Request
Lay out every line of the items below as a Markdown table with the columns "Row" and "Item line", numbering each row and skipping blank lines. Leave the pictures out.

[Listings of boxed layout items]
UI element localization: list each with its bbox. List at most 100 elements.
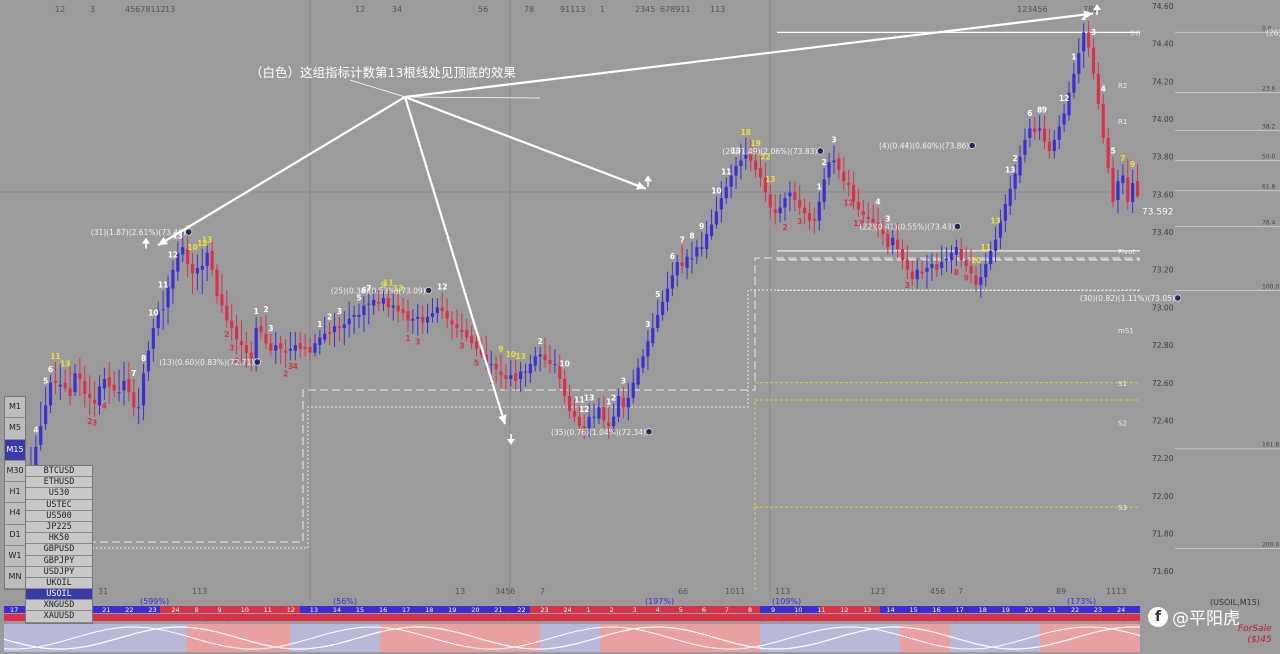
current-price-label: 73.592 xyxy=(1142,207,1174,217)
symbol-ethusd[interactable]: ETHUSD xyxy=(26,477,92,489)
timeframe-m30[interactable]: M30 xyxy=(5,461,25,483)
timeline-bar: 1718192021222324891011121314151617181920… xyxy=(4,597,1260,623)
candle-body xyxy=(372,299,376,306)
candle-body xyxy=(925,267,929,272)
timeframe-h4[interactable]: H4 xyxy=(5,503,25,525)
candle-body xyxy=(48,382,53,406)
candle-body xyxy=(543,354,547,361)
timeline-day: 7 xyxy=(725,606,729,614)
candle-body xyxy=(411,318,415,321)
fib-label: 50.0 xyxy=(1262,153,1276,160)
timeline-day: 12 xyxy=(287,606,295,614)
symbol-usoil[interactable]: USOIL xyxy=(26,589,92,601)
timeframe-m5[interactable]: M5 xyxy=(5,418,25,440)
candle-body xyxy=(719,198,723,210)
count-label: 13 xyxy=(765,175,775,184)
timeline-upper-pct: (109%) xyxy=(772,597,801,606)
candle-body xyxy=(734,166,738,176)
symbol-hk50[interactable]: HK50 xyxy=(26,533,92,545)
timeline-day: 6 xyxy=(702,606,706,614)
candle-body xyxy=(58,384,62,387)
pivot-label: S2 xyxy=(1118,419,1127,427)
candle-body xyxy=(837,158,841,170)
count-label: 3 xyxy=(831,135,836,144)
count-label: 11 xyxy=(721,167,731,176)
candle-body xyxy=(886,233,890,248)
level-lines: 0.023.638.250.061.876.4100.0161.8200.0R2… xyxy=(4,25,1280,590)
count-label: 11 xyxy=(981,243,991,252)
count-label: 5 xyxy=(1110,147,1115,156)
candle-body xyxy=(274,345,278,351)
symbol-ukoil[interactable]: UKOIL xyxy=(26,578,92,590)
timeline-segment xyxy=(160,606,300,613)
candle-body xyxy=(470,335,474,344)
candle-body xyxy=(1003,203,1007,221)
price-axis: 74.60 74.40 74.20 74.00 73.80 73.60 73.40 73.20… xyxy=(1142,2,1174,576)
candle-body xyxy=(940,262,944,268)
symbol-us30[interactable]: US30 xyxy=(26,488,92,500)
candle-body xyxy=(279,343,283,349)
candle-body xyxy=(63,382,67,389)
chart-window: 0.0 23.6 38.2 50.0 61.8 76.4 100.0 161.8 200.0 R2… xyxy=(0,0,1280,654)
timeframe-mn[interactable]: MN xyxy=(5,567,25,589)
bottom-count: 66 xyxy=(678,587,688,596)
timeframe-m15[interactable]: M15 xyxy=(5,439,25,461)
count-label: 5 xyxy=(474,358,479,367)
candle-body xyxy=(44,405,48,425)
candle-body xyxy=(445,311,449,319)
timeframe-h1[interactable]: H1 xyxy=(5,482,25,504)
candle-body xyxy=(283,350,288,353)
candle-body xyxy=(695,247,699,257)
count-label: 9 xyxy=(699,222,704,231)
symbol-us500[interactable]: US500 xyxy=(26,511,92,522)
symbol-gbpjpy[interactable]: GBPJPY xyxy=(26,556,92,567)
candle-body xyxy=(974,275,978,285)
candle-body xyxy=(1062,113,1066,125)
candle-body xyxy=(636,367,640,385)
candle-body xyxy=(592,416,596,418)
timeframe-d1[interactable]: D1 xyxy=(5,525,25,547)
timeline-lower-pct: (27%) xyxy=(760,614,784,623)
timeline-day: 20 xyxy=(1025,606,1033,614)
candle-body xyxy=(1082,32,1086,52)
candle-body xyxy=(460,330,464,332)
annotation-arrow xyxy=(157,96,406,247)
for-sale-text: ForSale xyxy=(1238,624,1272,634)
candle-body xyxy=(842,171,846,182)
price-tick-label: 73.20 xyxy=(1152,266,1174,275)
count-label: 2 xyxy=(327,312,332,321)
timeline-lower-pct: (37%) xyxy=(205,614,229,623)
annotation-arrow xyxy=(404,95,647,190)
symbol-usdjpy[interactable]: USDJPY xyxy=(26,567,92,578)
symbol-gbpusd[interactable]: GBPUSD xyxy=(26,544,92,556)
candle-body xyxy=(68,388,72,396)
timeframe-m1[interactable]: M1 xyxy=(5,397,25,419)
timeline-day: 17 xyxy=(402,606,410,614)
symbol-panel: BTCUSD ETHUSD US30 USTEC US500 JP225 HK50 GBPUS… xyxy=(25,465,93,624)
price-chart[interactable]: 0.023.638.250.061.876.4100.0161.8200.0R2… xyxy=(0,0,1280,654)
count-label: 3 xyxy=(92,419,97,428)
candle-body xyxy=(705,233,709,250)
count-label: 1 xyxy=(254,307,259,316)
candle-body xyxy=(332,326,337,332)
count-label: 2 xyxy=(224,330,229,339)
count-label: 7 xyxy=(131,369,136,378)
candle-body xyxy=(866,216,870,219)
symbol-ustec[interactable]: USTEC xyxy=(26,500,92,511)
symbol-btcusd[interactable]: BTCUSD xyxy=(26,466,92,478)
symbol-xngusd[interactable]: XNGUSD xyxy=(26,600,92,612)
count-label: 12 xyxy=(437,282,447,291)
candle-body xyxy=(259,326,263,332)
timeframe-w1[interactable]: W1 xyxy=(5,546,25,568)
timeline-day: 23 xyxy=(148,606,156,614)
top-count: 123456 xyxy=(1017,5,1048,14)
candle-body xyxy=(905,260,910,270)
symbol-xauusd[interactable]: XAUUSD xyxy=(26,611,92,623)
symbol-jp225[interactable]: JP225 xyxy=(26,522,92,534)
candle-body xyxy=(915,269,919,280)
candle-body xyxy=(739,160,743,167)
candle-body xyxy=(225,305,229,321)
candle-body xyxy=(896,239,900,250)
bottom-count: 3456 xyxy=(495,587,515,596)
price-tick-label: 73.00 xyxy=(1152,303,1174,312)
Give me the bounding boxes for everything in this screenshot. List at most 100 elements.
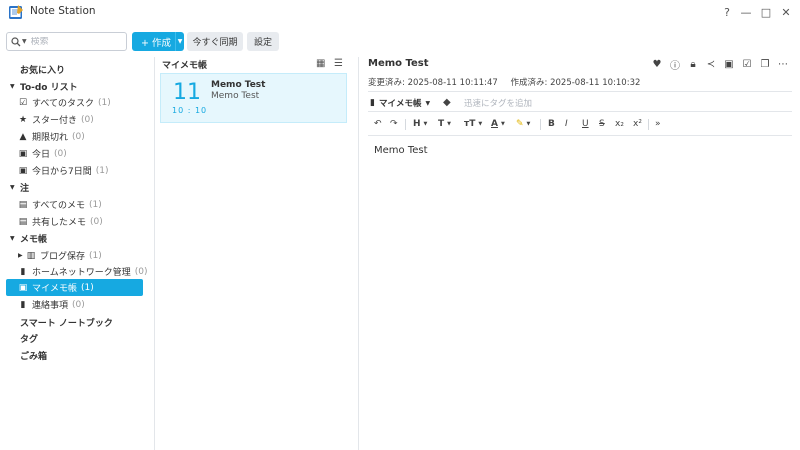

Full solution
| Row | Item line |
|---|---|
| 1 | UI element localization: list each with its bbox. List at most 100 elements. |
| 2 | current-price-label: 73.592 xyxy=(1142,207,1174,217) |
| 3 | symbol-ethusd[interactable]: ETHUSD xyxy=(26,477,92,489) |
| 4 | timeframe-m30[interactable]: M30 xyxy=(5,461,25,483) |
| 5 | timeline-bar: 1718192021222324891011121314151617181920… xyxy=(4,597,1260,623) |
| 6 | candle-body xyxy=(372,299,376,306) |
| 7 | candle-body xyxy=(925,267,929,272) |
| 8 | timeframe-h4[interactable]: H4 xyxy=(5,503,25,525) |
| 9 | candle-body xyxy=(48,382,53,406) |
| 10 | candle-body xyxy=(543,354,547,361) |
| 11 | timeline-day: 7 xyxy=(725,606,729,614) |
| 12 | candle-body xyxy=(411,318,415,321) |
| 13 | fib-label: 50.0 xyxy=(1262,153,1276,160) |
| 14 | timeline-day: 12 xyxy=(287,606,295,614) |
| 15 | symbol-usoil[interactable]: USOIL xyxy=(26,589,92,601) |
| 16 | timeframe-m5[interactable]: M5 xyxy=(5,418,25,440) |
| 17 | candle-body xyxy=(719,198,723,210) |
| 18 | count-label: 13 xyxy=(765,175,775,184) |
| 19 | timeline-upper-pct: (109%) xyxy=(772,597,801,606) |
| 20 | candle-body xyxy=(734,166,738,176) |
| 21 | symbol-hk50[interactable]: HK50 xyxy=(26,533,92,545) |
| 22 | timeline-day: 6 xyxy=(702,606,706,614) |
| 23 | candle-body xyxy=(58,384,62,387) |
| 24 | pivot-label: S2 xyxy=(1118,419,1127,427) |
| 25 | candle-body xyxy=(837,158,841,170) |
| 26 | count-label: 3 xyxy=(831,135,836,144) |
| 27 | count-label: 11 xyxy=(721,167,731,176) |
| 28 | candle-body xyxy=(886,233,890,248) |
| 29 | level-lines: 0.023.638.250.061.876.4100.0161.8200.0R2… xyxy=(4,25,1280,590) |
| 30 | count-label: 11 xyxy=(981,243,991,252) |
| 31 | count-label: 5 xyxy=(1110,147,1115,156) |
| 32 | candle-body xyxy=(274,345,278,351) |
| 33 | symbol-ukoil[interactable]: UKOIL xyxy=(26,578,92,590) |
| 34 | timeline-segment xyxy=(160,606,300,613) |
| 35 | candle-body xyxy=(470,335,474,344) |
| 36 | candle-body xyxy=(1003,203,1007,221) |
| 37 | price-axis: 74.60 74.40 74.20 74.00 73.80 73.60 73.40 73.20… xyxy=(1142,2,1174,576) |
| 38 | candle-body xyxy=(940,262,944,268) |
| 39 | symbol-us30[interactable]: US30 xyxy=(26,488,92,500) |
| 40 | candle-body xyxy=(279,343,283,349) |
| 41 | candle-body xyxy=(63,382,67,389) |
| 42 | chart-window: 0.0 23.6 38.2 50.0 61.8 76.4 100.0 161.8 200.0 R2… xyxy=(0,0,1280,654) |
| 43 | timeframe-mn[interactable]: MN xyxy=(5,567,25,589) |
| 44 | bottom-count: 66 xyxy=(678,587,688,596) |
| 45 | timeframe-m15[interactable]: M15 xyxy=(5,439,25,461) |
| 46 | count-label: 5 xyxy=(474,358,479,367) |
| 47 | candle-body xyxy=(44,405,48,425) |
| 48 | candle-body xyxy=(445,311,449,319) |
| 49 | timeframe-h1[interactable]: H1 xyxy=(5,482,25,504) |
| 50 | candle-body xyxy=(283,350,288,353) |
| 51 | candle-body xyxy=(695,247,699,257) |
| 52 | count-label: 9 xyxy=(699,222,704,231) |
| 53 | symbol-us500[interactable]: US500 xyxy=(26,511,92,522) |
| 54 | symbol-gbpjpy[interactable]: GBPJPY xyxy=(26,556,92,567) |
| 55 | candle-body xyxy=(974,275,978,285) |
| 56 | candle-body xyxy=(1062,113,1066,125) |
| 57 | candle-body xyxy=(636,367,640,385) |
| 58 | candle-body xyxy=(592,416,596,418) |
| 59 | timeframe-d1[interactable]: D1 xyxy=(5,525,25,547) |
| 60 | timeline-lower-pct: (27%) xyxy=(760,614,784,623) |
| 61 | timeline-day: 20 xyxy=(1025,606,1033,614) |
| 62 | candle-body xyxy=(1082,32,1086,52) |
| 63 | candle-body xyxy=(460,330,464,332) |
| 64 | annotation-arrow xyxy=(157,96,406,247) |
| 65 | for-sale-text: ForSale xyxy=(1238,624,1272,634) |
| 66 | candle-body xyxy=(842,171,846,182) |
| 67 | price-tick-label: 73.20 xyxy=(1152,266,1174,275) |
| 68 | count-label: 2 xyxy=(327,312,332,321) |
| 69 | timeline-lower-pct: (37%) xyxy=(205,614,229,623) |
| 70 | annotation-arrow xyxy=(404,95,647,190) |
| 71 | symbol-usdjpy[interactable]: USDJPY xyxy=(26,567,92,578) |
| 72 | symbol-gbpusd[interactable]: GBPUSD xyxy=(26,544,92,556) |
| 73 | candle-body xyxy=(68,388,72,396) |
| 74 | timeframe-m1[interactable]: M1 xyxy=(5,397,25,419) |
| 75 | timeline-day: 17 xyxy=(402,606,410,614) |
| 76 | symbol-panel: BTCUSD ETHUSD US30 USTEC US500 JP225 HK50 GBPUS… xyxy=(25,465,93,624) |
| 77 | price-chart[interactable]: 0.023.638.250.061.876.4100.0161.8200.0R2… xyxy=(0,0,1280,654) |
| 78 | count-label: 3 xyxy=(92,419,97,428) |
| 79 | candle-body xyxy=(705,233,709,250) |
| 80 | count-label: 1 xyxy=(254,307,259,316) |
| 81 | candle-body xyxy=(332,326,337,332) |
| 82 | count-label: 2 xyxy=(224,330,229,339) |
| 83 | count-label: 7 xyxy=(131,369,136,378) |
| 84 | candle-body xyxy=(866,216,870,219) |
| 85 | symbol-ustec[interactable]: USTEC xyxy=(26,500,92,511) |
| 86 | symbol-btcusd[interactable]: BTCUSD xyxy=(26,466,92,478) |
| 87 | symbol-xngusd[interactable]: XNGUSD xyxy=(26,600,92,612) |
| 88 | count-label: 12 xyxy=(437,282,447,291) |
| 89 | candle-body xyxy=(259,326,263,332) |
| 90 | timeframe-w1[interactable]: W1 xyxy=(5,546,25,568) |
| 91 | timeline-day: 23 xyxy=(148,606,156,614) |
| 92 | top-count: 123456 xyxy=(1017,5,1048,14) |
| 93 | candle-body xyxy=(905,260,910,270) |
| 94 | symbol-xauusd[interactable]: XAUUSD xyxy=(26,611,92,623) |
| 95 | symbol-jp225[interactable]: JP225 xyxy=(26,522,92,534) |
| 96 | candle-body xyxy=(915,269,919,280) |
| 97 | candle-body xyxy=(739,160,743,167) |
| 98 | candle-body xyxy=(225,305,229,321) |
| 99 | candle-body xyxy=(896,239,900,250) |
| 100 | bottom-count: 3456 xyxy=(495,587,515,596) |
| 101 | price-tick-label: 73.00 xyxy=(1152,303,1174,312) |
| 102 | Give me the bounding boxes for everything in this screenshot. List at most 100 elements. |